## Begin Extracted entries
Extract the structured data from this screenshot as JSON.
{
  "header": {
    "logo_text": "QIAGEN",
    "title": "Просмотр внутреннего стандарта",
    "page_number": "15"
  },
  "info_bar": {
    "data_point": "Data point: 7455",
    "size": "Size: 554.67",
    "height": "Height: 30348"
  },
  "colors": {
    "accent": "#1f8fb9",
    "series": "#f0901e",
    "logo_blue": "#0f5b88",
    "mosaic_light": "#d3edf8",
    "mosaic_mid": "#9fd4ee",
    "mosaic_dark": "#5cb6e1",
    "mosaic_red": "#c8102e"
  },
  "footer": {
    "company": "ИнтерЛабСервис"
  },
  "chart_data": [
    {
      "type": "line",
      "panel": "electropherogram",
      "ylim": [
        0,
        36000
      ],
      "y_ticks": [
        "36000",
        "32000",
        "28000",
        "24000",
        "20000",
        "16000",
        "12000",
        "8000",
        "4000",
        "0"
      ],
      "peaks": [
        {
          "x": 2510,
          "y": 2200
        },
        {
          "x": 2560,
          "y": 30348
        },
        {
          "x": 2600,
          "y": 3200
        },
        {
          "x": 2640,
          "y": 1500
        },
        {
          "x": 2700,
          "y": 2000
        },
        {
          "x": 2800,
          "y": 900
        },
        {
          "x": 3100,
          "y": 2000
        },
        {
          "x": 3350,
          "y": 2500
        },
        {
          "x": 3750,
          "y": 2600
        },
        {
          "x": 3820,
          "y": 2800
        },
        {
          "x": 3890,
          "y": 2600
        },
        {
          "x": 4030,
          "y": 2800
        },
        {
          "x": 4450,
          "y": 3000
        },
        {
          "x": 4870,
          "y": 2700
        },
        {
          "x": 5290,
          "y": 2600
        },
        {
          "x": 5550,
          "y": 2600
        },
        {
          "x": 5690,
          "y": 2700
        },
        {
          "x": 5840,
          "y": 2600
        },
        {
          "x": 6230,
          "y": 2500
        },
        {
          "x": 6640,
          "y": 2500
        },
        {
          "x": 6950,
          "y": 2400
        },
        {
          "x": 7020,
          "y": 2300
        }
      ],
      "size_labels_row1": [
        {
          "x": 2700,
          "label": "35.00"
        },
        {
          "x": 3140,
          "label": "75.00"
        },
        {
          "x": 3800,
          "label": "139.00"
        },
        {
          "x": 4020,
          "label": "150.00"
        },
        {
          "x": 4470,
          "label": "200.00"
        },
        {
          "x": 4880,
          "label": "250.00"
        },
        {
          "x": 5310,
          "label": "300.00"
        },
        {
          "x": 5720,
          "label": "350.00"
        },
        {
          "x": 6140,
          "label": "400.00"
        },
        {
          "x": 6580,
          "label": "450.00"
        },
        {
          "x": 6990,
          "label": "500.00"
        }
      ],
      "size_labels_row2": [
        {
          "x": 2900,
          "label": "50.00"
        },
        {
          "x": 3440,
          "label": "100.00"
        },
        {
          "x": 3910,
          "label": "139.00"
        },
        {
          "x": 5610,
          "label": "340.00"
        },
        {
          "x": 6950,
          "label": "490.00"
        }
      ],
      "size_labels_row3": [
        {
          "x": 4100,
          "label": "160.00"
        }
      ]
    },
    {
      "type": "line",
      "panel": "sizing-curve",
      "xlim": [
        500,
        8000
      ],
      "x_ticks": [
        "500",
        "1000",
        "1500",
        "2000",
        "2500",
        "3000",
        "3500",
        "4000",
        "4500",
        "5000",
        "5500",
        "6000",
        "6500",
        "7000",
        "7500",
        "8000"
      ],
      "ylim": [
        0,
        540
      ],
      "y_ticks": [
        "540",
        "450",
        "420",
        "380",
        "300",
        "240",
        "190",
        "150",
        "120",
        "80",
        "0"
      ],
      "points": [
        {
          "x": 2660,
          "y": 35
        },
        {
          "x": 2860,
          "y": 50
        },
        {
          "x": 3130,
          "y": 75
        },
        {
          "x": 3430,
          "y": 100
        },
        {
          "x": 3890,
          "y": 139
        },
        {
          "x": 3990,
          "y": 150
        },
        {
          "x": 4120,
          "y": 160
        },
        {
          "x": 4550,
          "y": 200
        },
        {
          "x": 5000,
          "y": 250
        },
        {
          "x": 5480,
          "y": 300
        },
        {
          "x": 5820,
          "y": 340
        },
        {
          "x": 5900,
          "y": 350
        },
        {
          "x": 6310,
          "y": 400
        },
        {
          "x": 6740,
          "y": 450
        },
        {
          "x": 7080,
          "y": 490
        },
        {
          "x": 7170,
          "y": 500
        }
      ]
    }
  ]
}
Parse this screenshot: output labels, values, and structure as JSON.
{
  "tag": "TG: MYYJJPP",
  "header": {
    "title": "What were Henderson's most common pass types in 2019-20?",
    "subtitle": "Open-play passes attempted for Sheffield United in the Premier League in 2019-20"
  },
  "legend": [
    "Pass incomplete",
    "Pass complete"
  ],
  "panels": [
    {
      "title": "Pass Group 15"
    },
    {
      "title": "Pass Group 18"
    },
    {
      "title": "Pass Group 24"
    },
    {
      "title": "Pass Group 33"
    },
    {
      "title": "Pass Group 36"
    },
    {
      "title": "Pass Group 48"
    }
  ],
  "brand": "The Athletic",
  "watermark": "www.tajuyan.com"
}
## End Extracted entries
Required work:
Every line in the data above that contains "screenshot" needs to be copied.

Response:
Extract the structured data from this screenshot as JSON.
Parse this screenshot: output labels, values, and structure as JSON.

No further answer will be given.